## Written problem
In the copy, include every entry exactly but none of the pictures.
• • •
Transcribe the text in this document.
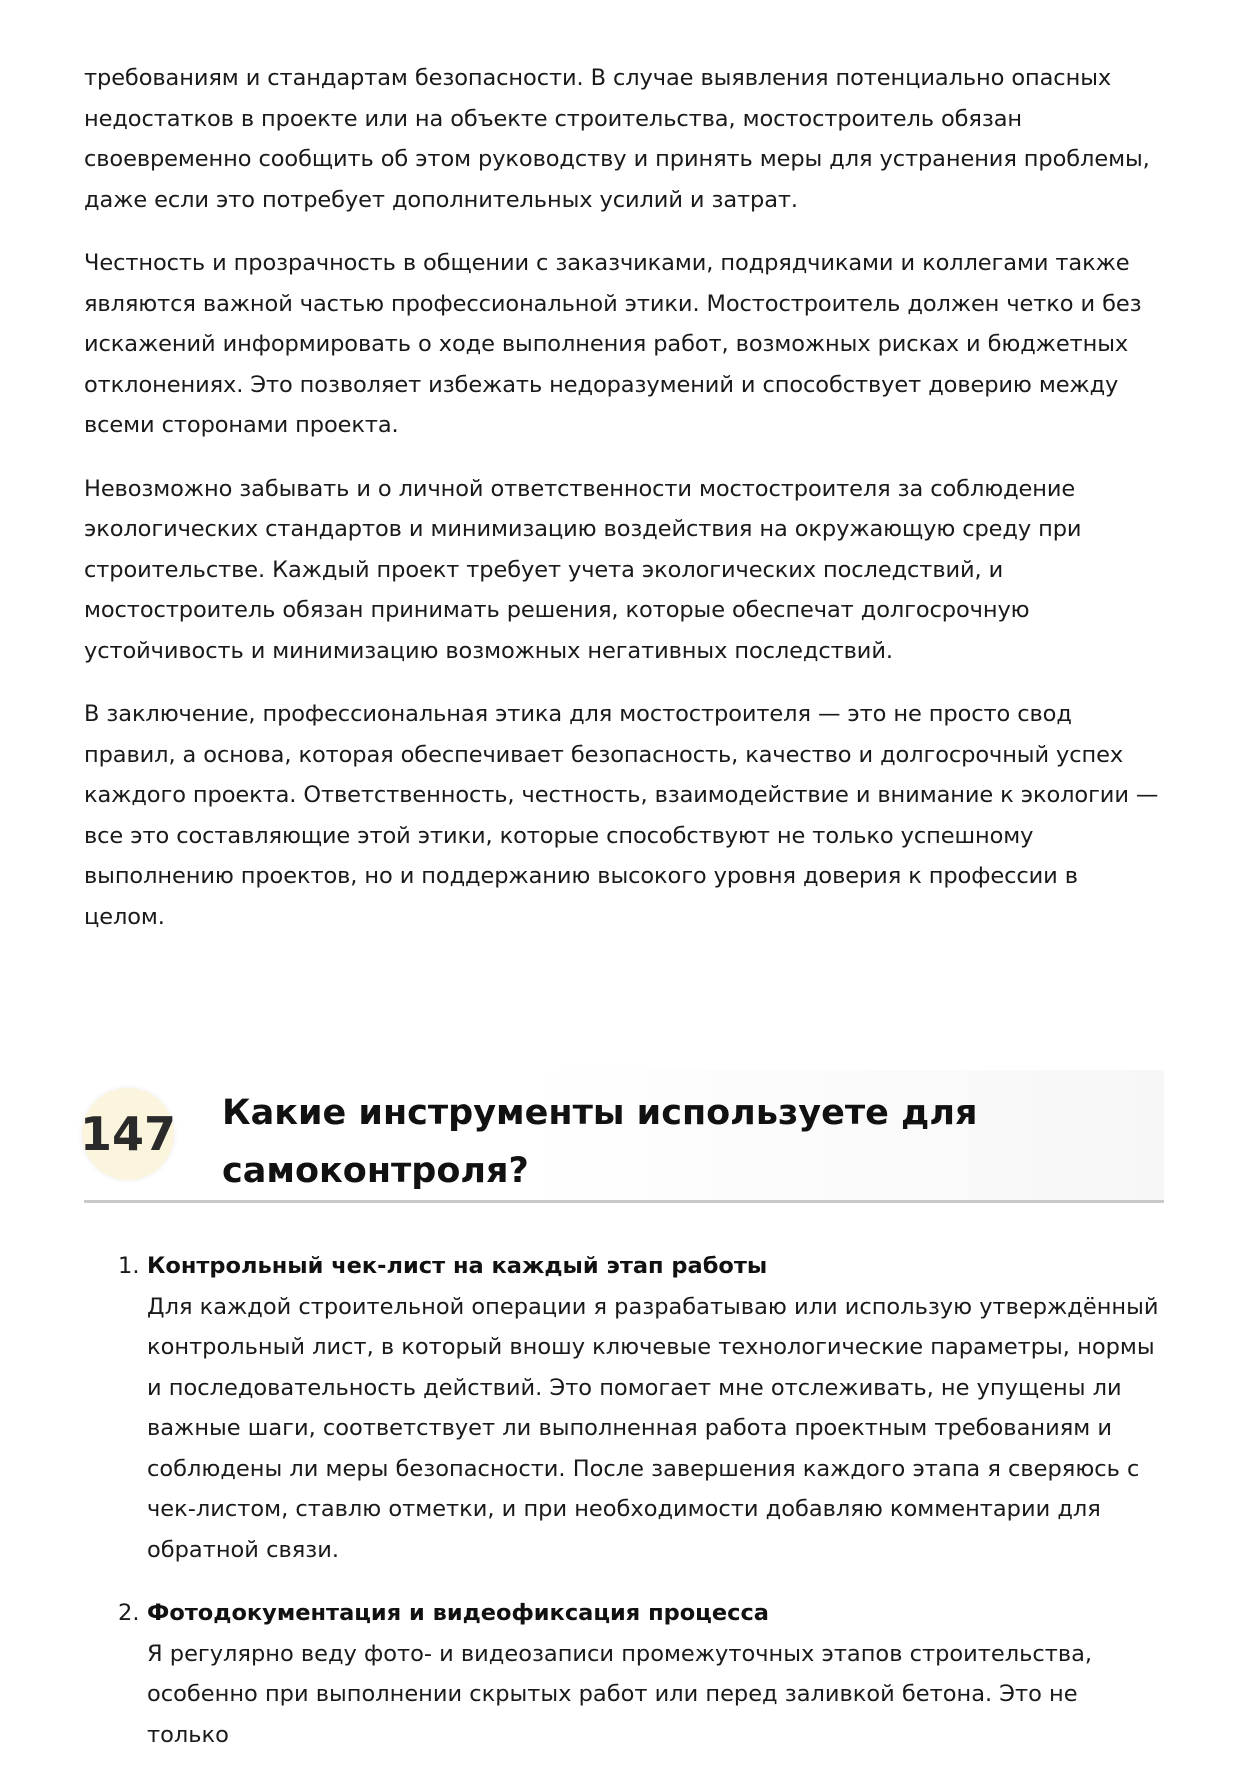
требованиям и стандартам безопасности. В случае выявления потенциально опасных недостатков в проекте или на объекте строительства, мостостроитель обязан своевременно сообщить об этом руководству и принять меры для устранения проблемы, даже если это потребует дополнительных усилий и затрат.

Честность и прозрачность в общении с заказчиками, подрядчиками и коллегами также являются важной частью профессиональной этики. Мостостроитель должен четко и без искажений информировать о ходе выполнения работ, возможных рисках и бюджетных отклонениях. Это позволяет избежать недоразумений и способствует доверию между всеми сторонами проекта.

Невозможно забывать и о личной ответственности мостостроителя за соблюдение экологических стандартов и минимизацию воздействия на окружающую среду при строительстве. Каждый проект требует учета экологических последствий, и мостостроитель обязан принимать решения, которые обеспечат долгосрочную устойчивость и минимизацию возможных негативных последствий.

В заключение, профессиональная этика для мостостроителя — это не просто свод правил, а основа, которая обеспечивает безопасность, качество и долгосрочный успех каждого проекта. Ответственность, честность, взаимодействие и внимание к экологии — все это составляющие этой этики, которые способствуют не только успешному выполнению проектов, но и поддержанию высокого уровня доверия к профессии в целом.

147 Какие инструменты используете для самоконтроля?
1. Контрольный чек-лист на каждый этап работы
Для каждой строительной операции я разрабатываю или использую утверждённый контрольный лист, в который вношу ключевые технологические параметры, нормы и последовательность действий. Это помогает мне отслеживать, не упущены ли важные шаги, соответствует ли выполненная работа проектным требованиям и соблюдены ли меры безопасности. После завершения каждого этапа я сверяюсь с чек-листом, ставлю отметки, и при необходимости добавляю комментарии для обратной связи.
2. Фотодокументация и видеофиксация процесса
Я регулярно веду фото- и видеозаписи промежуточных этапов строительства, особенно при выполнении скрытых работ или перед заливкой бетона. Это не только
• • •
## Problem solution
Transcribe the text in this document.
требованиям и стандартам безопасности. В случае выявления потенциально опасных недостатков в проекте или на объекте строительства, мостостроитель обязан своевременно сообщить об этом руководству и принять меры для устранения проблемы, даже если это потребует дополнительных усилий и затрат.

Честность и прозрачность в общении с заказчиками, подрядчиками и коллегами также являются важной частью профессиональной этики. Мостостроитель должен четко и без искажений информировать о ходе выполнения работ, возможных рисках и бюджетных отклонениях. Это позволяет избежать недоразумений и способствует доверию между всеми сторонами проекта.

Невозможно забывать и о личной ответственности мостостроителя за соблюдение экологических стандартов и минимизацию воздействия на окружающую среду при строительстве. Каждый проект требует учета экологических последствий, и мостостроитель обязан принимать решения, которые обеспечат долгосрочную устойчивость и минимизацию возможных негативных последствий.

В заключение, профессиональная этика для мостостроителя — это не просто свод правил, а основа, которая обеспечивает безопасность, качество и долгосрочный успех каждого проекта. Ответственность, честность, взаимодействие и внимание к экологии — все это составляющие этой этики, которые способствуют не только успешному выполнению проектов, но и поддержанию высокого уровня доверия к профессии в целом.

147 Какие инструменты используете для самоконтроля?
1. Контрольный чек-лист на каждый этап работы
Для каждой строительной операции я разрабатываю или использую утверждённый контрольный лист, в который вношу ключевые технологические параметры, нормы и последовательность действий. Это помогает мне отслеживать, не упущены ли важные шаги, соответствует ли выполненная работа проектным требованиям и соблюдены ли меры безопасности. После завершения каждого этапа я сверяюсь с чек-листом, ставлю отметки, и при необходимости добавляю комментарии для обратной связи.
2. Фотодокументация и видеофиксация процесса
Я регулярно веду фото- и видеозаписи промежуточных этапов строительства, особенно при выполнении скрытых работ или перед заливкой бетона. Это не только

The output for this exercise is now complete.